== Directive ==
Skip the images. Copy the records exactly as written.

== Listed entries ==
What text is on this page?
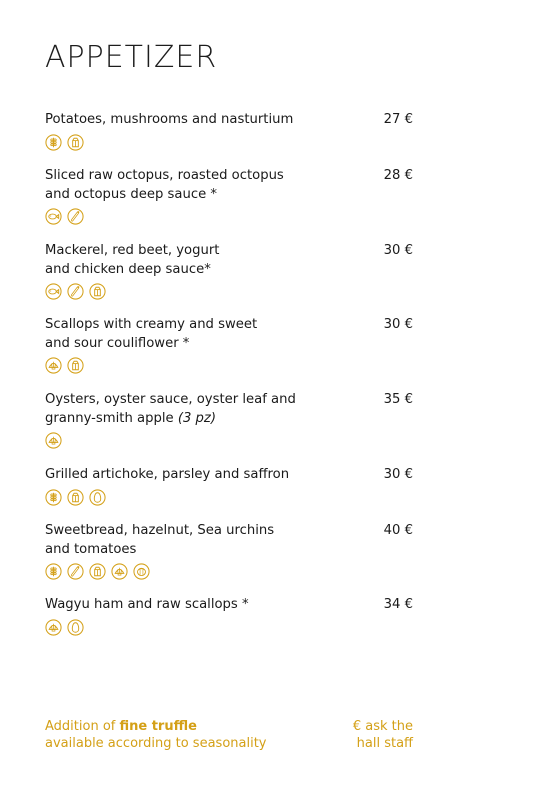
APPETIZER
Potatoes, mushrooms and nasturtium	27 €
Sliced raw octopus, roasted octopus
and octopus deep sauce *
28 €
Mackerel, red beet, yogurt
and chicken deep sauce*
30 €
Scallops with creamy and sweet
and sour couliflower *
30 €
Oysters, oyster sauce, oyster leaf and
granny-smith apple (3 pz)
35 €
Grilled artichoke, parsley and saffron	30 €
Sweetbread, hazelnut, Sea urchins
and tomatoes
40 €
Wagyu ham and raw scallops *	34 €
Addition of fine truffle
available according to seasonality
€ ask the
hall staff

== Exercise response ==
What text is on this page?
APPETIZER
Potatoes, mushrooms and nasturtium	27 €
Sliced raw octopus, roasted octopus
and octopus deep sauce *
28 €
Mackerel, red beet, yogurt
and chicken deep sauce*
30 €
Scallops with creamy and sweet
and sour couliflower *
30 €
Oysters, oyster sauce, oyster leaf and
granny-smith apple (3 pz)
35 €
Grilled artichoke, parsley and saffron	30 €
Sweetbread, hazelnut, Sea urchins
and tomatoes
40 €
Wagyu ham and raw scallops *	34 €
Addition of fine truffle
available according to seasonality
€ ask the
hall staff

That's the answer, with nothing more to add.